- _AIM OF THE EXERCISE_:
Pull out each line of the data that includes the word "Desertic".

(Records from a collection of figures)
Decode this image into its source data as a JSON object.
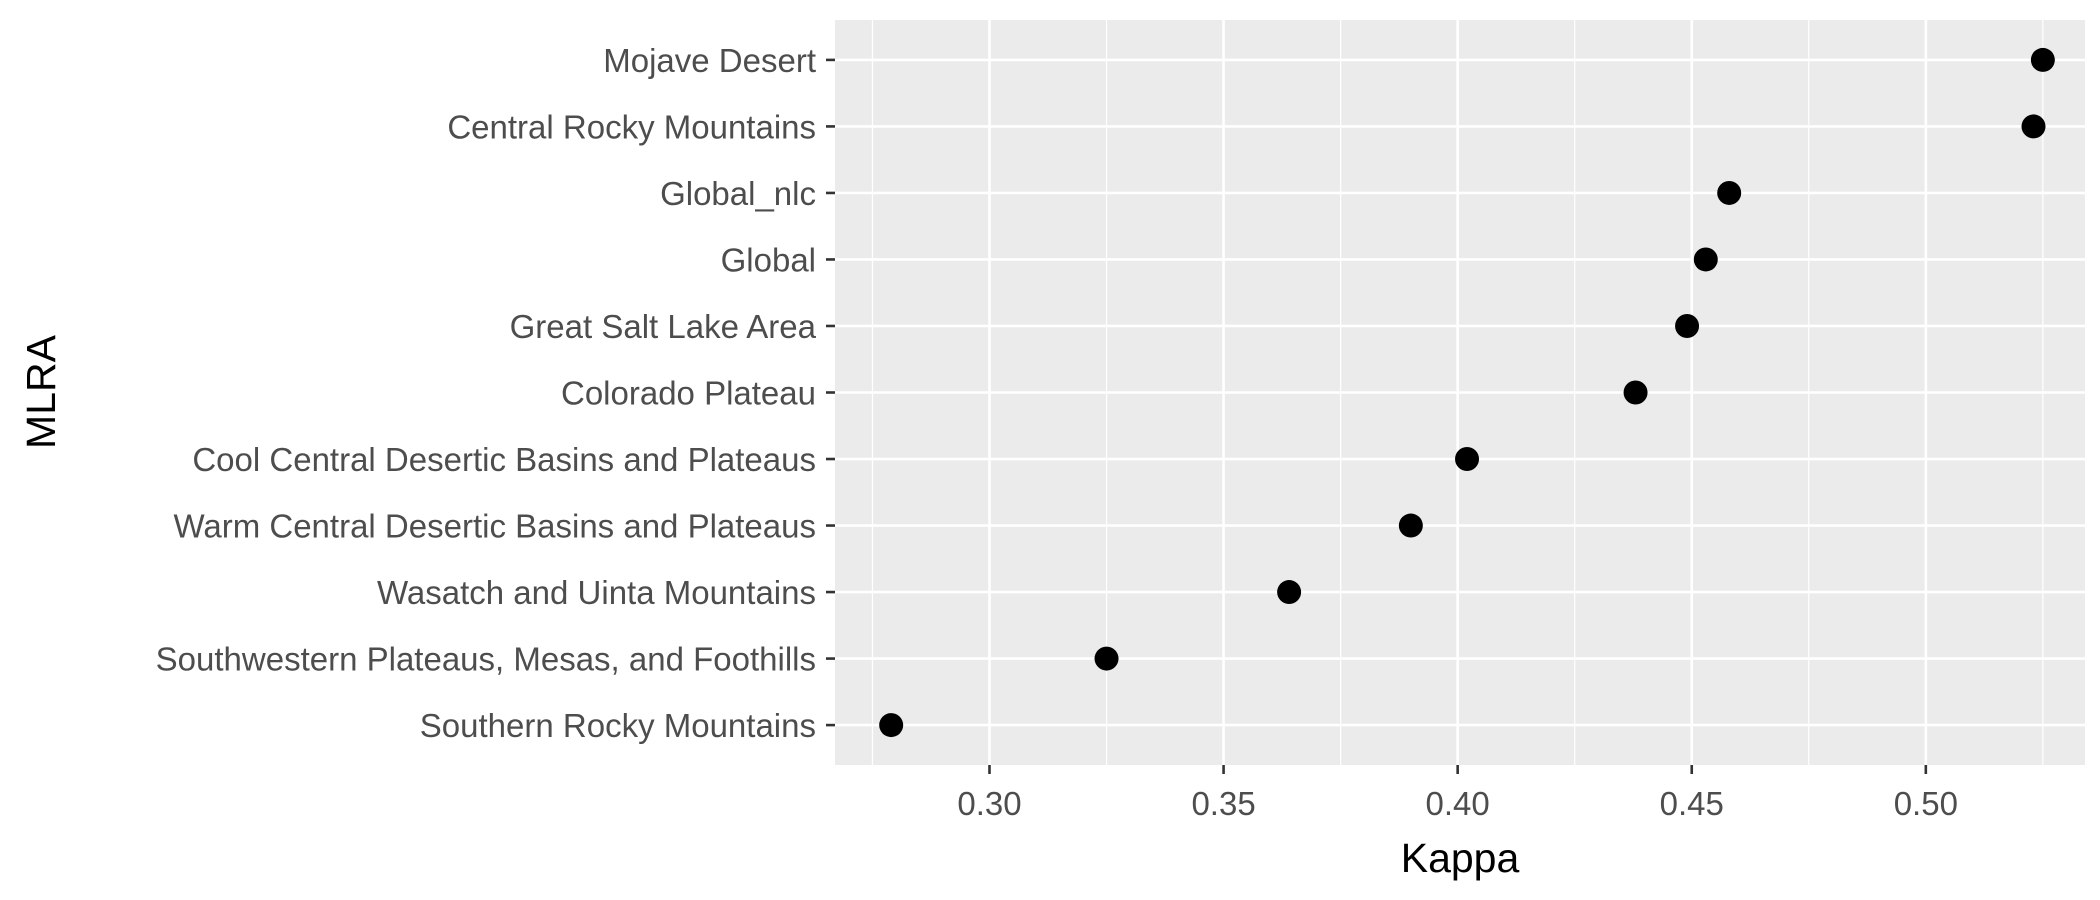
{
  "chart_data": {
    "type": "scatter",
    "orientation": "dot-plot, categories on y-axis",
    "xlabel": "Kappa",
    "ylabel": "MLRA",
    "xlim": [
      0.267,
      0.534
    ],
    "x_ticks": [
      "0.30",
      "0.35",
      "0.40",
      "0.45",
      "0.50"
    ],
    "x_tick_values": [
      0.3,
      0.35,
      0.4,
      0.45,
      0.5
    ],
    "grid": true,
    "panel_background": "#ebebeb",
    "point_color": "#000000",
    "categories": [
      "Mojave Desert",
      "Central Rocky Mountains",
      "Global_nlc",
      "Global",
      "Great Salt Lake Area",
      "Colorado Plateau",
      "Cool Central Desertic Basins and Plateaus",
      "Warm Central Desertic Basins and Plateaus",
      "Wasatch and Uinta Mountains",
      "Southwestern Plateaus, Mesas, and Foothills",
      "Southern Rocky Mountains"
    ],
    "values": [
      0.525,
      0.523,
      0.458,
      0.453,
      0.449,
      0.438,
      0.402,
      0.39,
      0.364,
      0.325,
      0.279
    ]
  }
}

- _EXERCISE RESULT_:
      "Cool Central Desertic Basins and Plateaus",
      "Warm Central Desertic Basins and Plateaus",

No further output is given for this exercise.